- **Work instructions**: What follows is a listing; restate every line of it word for word.

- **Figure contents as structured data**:
========================================================================

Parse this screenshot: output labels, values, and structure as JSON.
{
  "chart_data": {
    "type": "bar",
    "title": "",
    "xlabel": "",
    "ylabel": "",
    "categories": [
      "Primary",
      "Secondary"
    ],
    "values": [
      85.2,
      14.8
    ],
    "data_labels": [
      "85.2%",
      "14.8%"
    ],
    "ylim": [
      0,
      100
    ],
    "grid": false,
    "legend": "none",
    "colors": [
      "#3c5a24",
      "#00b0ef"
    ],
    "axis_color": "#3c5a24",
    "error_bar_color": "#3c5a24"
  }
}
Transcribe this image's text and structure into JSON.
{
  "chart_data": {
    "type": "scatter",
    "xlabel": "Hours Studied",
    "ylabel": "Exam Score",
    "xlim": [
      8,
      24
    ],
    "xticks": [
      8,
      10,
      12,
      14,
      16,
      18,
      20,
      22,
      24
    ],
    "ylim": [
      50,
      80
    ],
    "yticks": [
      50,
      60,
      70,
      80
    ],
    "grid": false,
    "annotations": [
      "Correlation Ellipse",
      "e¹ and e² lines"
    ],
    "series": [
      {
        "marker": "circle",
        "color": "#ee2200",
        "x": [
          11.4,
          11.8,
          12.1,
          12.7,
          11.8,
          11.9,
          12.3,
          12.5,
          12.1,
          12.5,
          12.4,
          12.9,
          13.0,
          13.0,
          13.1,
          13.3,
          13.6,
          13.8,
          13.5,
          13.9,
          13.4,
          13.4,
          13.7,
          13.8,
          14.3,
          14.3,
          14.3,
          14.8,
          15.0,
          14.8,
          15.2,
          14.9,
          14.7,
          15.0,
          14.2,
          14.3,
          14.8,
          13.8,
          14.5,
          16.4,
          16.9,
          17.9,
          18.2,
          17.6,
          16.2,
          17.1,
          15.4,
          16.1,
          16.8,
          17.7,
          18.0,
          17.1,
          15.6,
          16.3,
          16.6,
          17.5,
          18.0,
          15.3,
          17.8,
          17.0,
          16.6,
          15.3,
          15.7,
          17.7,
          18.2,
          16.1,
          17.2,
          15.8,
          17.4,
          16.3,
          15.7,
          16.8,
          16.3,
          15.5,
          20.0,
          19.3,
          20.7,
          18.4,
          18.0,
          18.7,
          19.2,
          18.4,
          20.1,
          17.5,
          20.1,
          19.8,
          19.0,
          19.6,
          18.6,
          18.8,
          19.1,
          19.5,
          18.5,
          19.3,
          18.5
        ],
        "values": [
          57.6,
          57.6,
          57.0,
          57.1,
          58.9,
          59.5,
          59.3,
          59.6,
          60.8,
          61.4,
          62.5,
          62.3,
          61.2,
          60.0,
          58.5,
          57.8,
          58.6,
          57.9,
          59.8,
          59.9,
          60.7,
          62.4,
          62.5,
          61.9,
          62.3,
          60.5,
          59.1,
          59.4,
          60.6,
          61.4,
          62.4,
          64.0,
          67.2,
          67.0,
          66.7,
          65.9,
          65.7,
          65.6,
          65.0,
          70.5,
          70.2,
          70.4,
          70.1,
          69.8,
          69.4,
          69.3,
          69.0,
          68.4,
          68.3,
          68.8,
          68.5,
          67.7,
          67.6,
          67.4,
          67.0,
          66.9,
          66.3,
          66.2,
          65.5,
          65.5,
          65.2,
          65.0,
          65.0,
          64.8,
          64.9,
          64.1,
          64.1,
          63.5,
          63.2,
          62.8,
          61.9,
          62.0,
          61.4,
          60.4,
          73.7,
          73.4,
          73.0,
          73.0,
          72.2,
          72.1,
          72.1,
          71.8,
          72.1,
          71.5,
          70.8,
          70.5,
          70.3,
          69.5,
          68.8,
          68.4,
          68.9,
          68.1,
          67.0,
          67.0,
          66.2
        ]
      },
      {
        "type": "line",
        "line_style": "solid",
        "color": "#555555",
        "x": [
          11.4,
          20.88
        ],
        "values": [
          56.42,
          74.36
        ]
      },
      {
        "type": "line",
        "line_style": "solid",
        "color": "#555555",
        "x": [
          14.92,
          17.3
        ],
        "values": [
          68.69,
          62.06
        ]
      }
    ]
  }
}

========================================================================

- **Task result**:
Parse this screenshot: output labels, values, and structure as JSON.
{
  "chart_data": {
    "type": "bar",
    "title": "",
    "xlabel": "",
    "ylabel": "",
    "categories": [
      "Primary",
      "Secondary"
    ],
    "values": [
      85.2,
      14.8
    ],
    "data_labels": [
      "85.2%",
      "14.8%"
    ],
    "ylim": [
      0,
      100
    ],
    "grid": false,
    "legend": "none",
    "colors": [
      "#3c5a24",
      "#00b0ef"
    ],
    "axis_color": "#3c5a24",
    "error_bar_color": "#3c5a24"
  }
}
Transcribe this image's text and structure into JSON.
{
  "chart_data": {
    "type": "scatter",
    "xlabel": "Hours Studied",
    "ylabel": "Exam Score",
    "xlim": [
      8,
      24
    ],
    "xticks": [
      8,
      10,
      12,
      14,
      16,
      18,
      20,
      22,
      24
    ],
    "ylim": [
      50,
      80
    ],
    "yticks": [
      50,
      60,
      70,
      80
    ],
    "grid": false,
    "annotations": [
      "Correlation Ellipse",
      "e¹ and e² lines"
    ],
    "series": [
      {
        "marker": "circle",
        "color": "#ee2200",
        "x": [
          11.4,
          11.8,
          12.1,
          12.7,
          11.8,
          11.9,
          12.3,
          12.5,
          12.1,
          12.5,
          12.4,
          12.9,
          13.0,
          13.0,
          13.1,
          13.3,
          13.6,
          13.8,
          13.5,
          13.9,
          13.4,
          13.4,
          13.7,
          13.8,
          14.3,
          14.3,
          14.3,
          14.8,
          15.0,
          14.8,
          15.2,
          14.9,
          14.7,
          15.0,
          14.2,
          14.3,
          14.8,
          13.8,
          14.5,
          16.4,
          16.9,
          17.9,
          18.2,
          17.6,
          16.2,
          17.1,
          15.4,
          16.1,
          16.8,
          17.7,
          18.0,
          17.1,
          15.6,
          16.3,
          16.6,
          17.5,
          18.0,
          15.3,
          17.8,
          17.0,
          16.6,
          15.3,
          15.7,
          17.7,
          18.2,
          16.1,
          17.2,
          15.8,
          17.4,
          16.3,
          15.7,
          16.8,
          16.3,
          15.5,
          20.0,
          19.3,
          20.7,
          18.4,
          18.0,
          18.7,
          19.2,
          18.4,
          20.1,
          17.5,
          20.1,
          19.8,
          19.0,
          19.6,
          18.6,
          18.8,
          19.1,
          19.5,
          18.5,
          19.3,
          18.5
        ],
        "values": [
          57.6,
          57.6,
          57.0,
          57.1,
          58.9,
          59.5,
          59.3,
          59.6,
          60.8,
          61.4,
          62.5,
          62.3,
          61.2,
          60.0,
          58.5,
          57.8,
          58.6,
          57.9,
          59.8,
          59.9,
          60.7,
          62.4,
          62.5,
          61.9,
          62.3,
          60.5,
          59.1,
          59.4,
          60.6,
          61.4,
          62.4,
          64.0,
          67.2,
          67.0,
          66.7,
          65.9,
          65.7,
          65.6,
          65.0,
          70.5,
          70.2,
          70.4,
          70.1,
          69.8,
          69.4,
          69.3,
          69.0,
          68.4,
          68.3,
          68.8,
          68.5,
          67.7,
          67.6,
          67.4,
          67.0,
          66.9,
          66.3,
          66.2,
          65.5,
          65.5,
          65.2,
          65.0,
          65.0,
          64.8,
          64.9,
          64.1,
          64.1,
          63.5,
          63.2,
          62.8,
          61.9,
          62.0,
          61.4,
          60.4,
          73.7,
          73.4,
          73.0,
          73.0,
          72.2,
          72.1,
          72.1,
          71.8,
          72.1,
          71.5,
          70.8,
          70.5,
          70.3,
          69.5,
          68.8,
          68.4,
          68.9,
          68.1,
          67.0,
          67.0,
          66.2
        ]
      },
      {
        "type": "line",
        "line_style": "solid",
        "color": "#555555",
        "x": [
          11.4,
          20.88
        ],
        "values": [
          56.42,
          74.36
        ]
      },
      {
        "type": "line",
        "line_style": "solid",
        "color": "#555555",
        "x": [
          14.92,
          17.3
        ],
        "values": [
          68.69,
          62.06
        ]
      }
    ]
  }
}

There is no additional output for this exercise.